**** Provided records

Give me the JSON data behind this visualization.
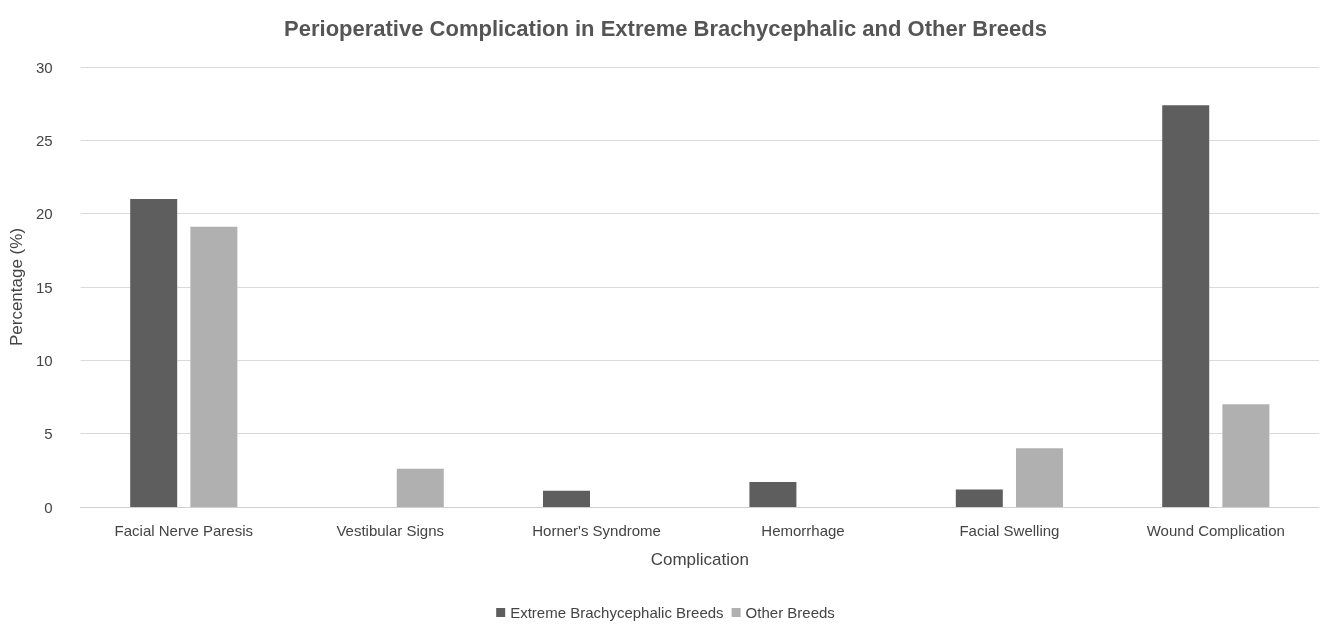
{
  "chart_data": {
    "type": "bar",
    "title": "Perioperative Complication in Extreme Brachycephalic and Other Breeds",
    "xlabel": "Complication",
    "ylabel": "Percentage (%)",
    "categories": [
      "Facial Nerve Paresis",
      "Vestibular Signs",
      "Horner's Syndrome",
      "Hemorrhage",
      "Facial Swelling",
      "Wound Complication"
    ],
    "series": [
      {
        "name": "Extreme Brachycephalic Breeds",
        "color": "#5e5e5e",
        "values": [
          21.0,
          0,
          1.1,
          1.7,
          1.2,
          27.4
        ]
      },
      {
        "name": "Other Breeds",
        "color": "#b0b0b0",
        "values": [
          19.1,
          2.6,
          0,
          0,
          4.0,
          7.0
        ]
      }
    ],
    "ylim": [
      0,
      30
    ],
    "yticks": [
      0,
      5,
      10,
      15,
      20,
      25,
      30
    ],
    "grid": "y",
    "legend": "bottom"
  }
}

********

■ **Stated goal**
Transcribe every line in the entries above, taking out only the images.

■ **Correct output**
Give me the JSON data behind this visualization.
{
  "chart_data": {
    "type": "bar",
    "title": "Perioperative Complication in Extreme Brachycephalic and Other Breeds",
    "xlabel": "Complication",
    "ylabel": "Percentage (%)",
    "categories": [
      "Facial Nerve Paresis",
      "Vestibular Signs",
      "Horner's Syndrome",
      "Hemorrhage",
      "Facial Swelling",
      "Wound Complication"
    ],
    "series": [
      {
        "name": "Extreme Brachycephalic Breeds",
        "color": "#5e5e5e",
        "values": [
          21.0,
          0,
          1.1,
          1.7,
          1.2,
          27.4
        ]
      },
      {
        "name": "Other Breeds",
        "color": "#b0b0b0",
        "values": [
          19.1,
          2.6,
          0,
          0,
          4.0,
          7.0
        ]
      }
    ],
    "ylim": [
      0,
      30
    ],
    "yticks": [
      0,
      5,
      10,
      15,
      20,
      25,
      30
    ],
    "grid": "y",
    "legend": "bottom"
  }
}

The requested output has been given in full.